■ Given exercise ■
Every entry that follows needs to be repeated exactly.

■ Raw records ■
------------------------------------------------------------------------

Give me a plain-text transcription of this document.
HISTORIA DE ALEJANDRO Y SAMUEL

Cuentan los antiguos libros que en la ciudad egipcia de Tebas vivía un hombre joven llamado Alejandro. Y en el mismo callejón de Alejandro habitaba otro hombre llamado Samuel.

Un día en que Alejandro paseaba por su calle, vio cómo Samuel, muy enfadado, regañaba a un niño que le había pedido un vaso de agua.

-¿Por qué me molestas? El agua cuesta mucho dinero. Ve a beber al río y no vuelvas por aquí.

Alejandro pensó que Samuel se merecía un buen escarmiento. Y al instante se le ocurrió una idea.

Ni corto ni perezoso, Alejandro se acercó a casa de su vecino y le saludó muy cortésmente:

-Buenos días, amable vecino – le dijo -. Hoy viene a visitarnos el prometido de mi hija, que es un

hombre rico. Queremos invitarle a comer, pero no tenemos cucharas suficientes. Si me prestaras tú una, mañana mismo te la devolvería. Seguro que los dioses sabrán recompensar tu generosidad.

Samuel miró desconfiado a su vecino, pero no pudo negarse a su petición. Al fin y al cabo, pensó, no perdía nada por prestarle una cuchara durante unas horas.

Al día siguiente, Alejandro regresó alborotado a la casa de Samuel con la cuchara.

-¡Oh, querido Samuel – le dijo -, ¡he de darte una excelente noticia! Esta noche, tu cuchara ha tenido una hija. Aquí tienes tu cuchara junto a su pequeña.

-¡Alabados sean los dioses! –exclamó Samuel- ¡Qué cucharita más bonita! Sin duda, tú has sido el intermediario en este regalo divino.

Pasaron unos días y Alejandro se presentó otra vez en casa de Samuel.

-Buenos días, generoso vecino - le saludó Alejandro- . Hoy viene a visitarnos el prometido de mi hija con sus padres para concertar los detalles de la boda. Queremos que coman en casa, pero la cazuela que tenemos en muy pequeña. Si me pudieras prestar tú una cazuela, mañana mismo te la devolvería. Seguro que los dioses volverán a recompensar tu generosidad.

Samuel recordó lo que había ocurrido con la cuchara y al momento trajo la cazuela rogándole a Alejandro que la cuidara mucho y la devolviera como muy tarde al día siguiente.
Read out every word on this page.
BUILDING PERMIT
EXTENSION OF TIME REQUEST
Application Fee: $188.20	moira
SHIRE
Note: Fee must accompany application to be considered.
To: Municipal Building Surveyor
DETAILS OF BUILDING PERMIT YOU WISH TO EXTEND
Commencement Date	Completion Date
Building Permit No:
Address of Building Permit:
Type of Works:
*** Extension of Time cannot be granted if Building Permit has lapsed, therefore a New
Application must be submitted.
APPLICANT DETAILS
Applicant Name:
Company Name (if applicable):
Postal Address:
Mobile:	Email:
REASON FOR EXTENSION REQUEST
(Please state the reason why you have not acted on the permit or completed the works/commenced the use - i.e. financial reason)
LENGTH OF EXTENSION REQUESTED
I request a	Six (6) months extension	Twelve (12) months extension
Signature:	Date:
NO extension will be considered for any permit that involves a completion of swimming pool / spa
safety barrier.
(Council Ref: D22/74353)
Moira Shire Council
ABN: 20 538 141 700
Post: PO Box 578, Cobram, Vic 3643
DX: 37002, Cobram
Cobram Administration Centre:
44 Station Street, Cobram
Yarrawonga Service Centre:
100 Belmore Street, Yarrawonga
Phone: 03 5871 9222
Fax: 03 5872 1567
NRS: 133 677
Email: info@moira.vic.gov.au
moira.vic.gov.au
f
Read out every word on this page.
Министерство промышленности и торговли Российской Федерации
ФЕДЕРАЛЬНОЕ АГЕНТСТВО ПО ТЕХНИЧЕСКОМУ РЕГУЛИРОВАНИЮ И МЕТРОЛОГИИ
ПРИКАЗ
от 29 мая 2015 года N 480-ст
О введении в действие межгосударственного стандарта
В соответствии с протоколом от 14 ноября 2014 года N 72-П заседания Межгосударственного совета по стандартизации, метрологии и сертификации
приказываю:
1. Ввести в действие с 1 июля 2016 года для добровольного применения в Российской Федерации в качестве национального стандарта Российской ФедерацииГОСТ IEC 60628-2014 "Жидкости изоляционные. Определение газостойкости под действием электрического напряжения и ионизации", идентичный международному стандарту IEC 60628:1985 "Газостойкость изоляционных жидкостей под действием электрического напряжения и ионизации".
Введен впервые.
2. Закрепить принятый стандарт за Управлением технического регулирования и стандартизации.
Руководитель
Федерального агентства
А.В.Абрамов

------------------------------------------------------------------------

■ Answer for this exercise ■
Give me a plain-text transcription of this document.
HISTORIA DE ALEJANDRO Y SAMUEL

Cuentan los antiguos libros que en la ciudad egipcia de Tebas vivía un hombre joven llamado Alejandro. Y en el mismo callejón de Alejandro habitaba otro hombre llamado Samuel.

Un día en que Alejandro paseaba por su calle, vio cómo Samuel, muy enfadado, regañaba a un niño que le había pedido un vaso de agua.

-¿Por qué me molestas? El agua cuesta mucho dinero. Ve a beber al río y no vuelvas por aquí.

Alejandro pensó que Samuel se merecía un buen escarmiento. Y al instante se le ocurrió una idea.

Ni corto ni perezoso, Alejandro se acercó a casa de su vecino y le saludó muy cortésmente:

-Buenos días, amable vecino – le dijo -. Hoy viene a visitarnos el prometido de mi hija, que es un

hombre rico. Queremos invitarle a comer, pero no tenemos cucharas suficientes. Si me prestaras tú una, mañana mismo te la devolvería. Seguro que los dioses sabrán recompensar tu generosidad.

Samuel miró desconfiado a su vecino, pero no pudo negarse a su petición. Al fin y al cabo, pensó, no perdía nada por prestarle una cuchara durante unas horas.

Al día siguiente, Alejandro regresó alborotado a la casa de Samuel con la cuchara.

-¡Oh, querido Samuel – le dijo -, ¡he de darte una excelente noticia! Esta noche, tu cuchara ha tenido una hija. Aquí tienes tu cuchara junto a su pequeña.

-¡Alabados sean los dioses! –exclamó Samuel- ¡Qué cucharita más bonita! Sin duda, tú has sido el intermediario en este regalo divino.

Pasaron unos días y Alejandro se presentó otra vez en casa de Samuel.

-Buenos días, generoso vecino - le saludó Alejandro- . Hoy viene a visitarnos el prometido de mi hija con sus padres para concertar los detalles de la boda. Queremos que coman en casa, pero la cazuela que tenemos en muy pequeña. Si me pudieras prestar tú una cazuela, mañana mismo te la devolvería. Seguro que los dioses volverán a recompensar tu generosidad.

Samuel recordó lo que había ocurrido con la cuchara y al momento trajo la cazuela rogándole a Alejandro que la cuidara mucho y la devolviera como muy tarde al día siguiente.
Read out every word on this page.
BUILDING PERMIT
EXTENSION OF TIME REQUEST
Application Fee: $188.20	moira
SHIRE
Note: Fee must accompany application to be considered.
To: Municipal Building Surveyor
DETAILS OF BUILDING PERMIT YOU WISH TO EXTEND
Commencement Date	Completion Date
Building Permit No:
Address of Building Permit:
Type of Works:
*** Extension of Time cannot be granted if Building Permit has lapsed, therefore a New
Application must be submitted.
APPLICANT DETAILS
Applicant Name:
Company Name (if applicable):
Postal Address:
Mobile:	Email:
REASON FOR EXTENSION REQUEST
(Please state the reason why you have not acted on the permit or completed the works/commenced the use - i.e. financial reason)
LENGTH OF EXTENSION REQUESTED
I request a	Six (6) months extension	Twelve (12) months extension
Signature:	Date:
NO extension will be considered for any permit that involves a completion of swimming pool / spa
safety barrier.
(Council Ref: D22/74353)
Moira Shire Council
ABN: 20 538 141 700
Post: PO Box 578, Cobram, Vic 3643
DX: 37002, Cobram
Cobram Administration Centre:
44 Station Street, Cobram
Yarrawonga Service Centre:
100 Belmore Street, Yarrawonga
Phone: 03 5871 9222
Fax: 03 5872 1567
NRS: 133 677
Email: info@moira.vic.gov.au
moira.vic.gov.au
f
Read out every word on this page.
Министерство промышленности и торговли Российской Федерации
ФЕДЕРАЛЬНОЕ АГЕНТСТВО ПО ТЕХНИЧЕСКОМУ РЕГУЛИРОВАНИЮ И МЕТРОЛОГИИ
ПРИКАЗ
от 29 мая 2015 года N 480-ст
О введении в действие межгосударственного стандарта
В соответствии с протоколом от 14 ноября 2014 года N 72-П заседания Межгосударственного совета по стандартизации, метрологии и сертификации
приказываю:
1. Ввести в действие с 1 июля 2016 года для добровольного применения в Российской Федерации в качестве национального стандарта Российской ФедерацииГОСТ IEC 60628-2014 "Жидкости изоляционные. Определение газостойкости под действием электрического напряжения и ионизации", идентичный международному стандарту IEC 60628:1985 "Газостойкость изоляционных жидкостей под действием электрического напряжения и ионизации".
Введен впервые.
2. Закрепить принятый стандарт за Управлением технического регулирования и стандартизации.
Руководитель
Федерального агентства
А.В.Абрамов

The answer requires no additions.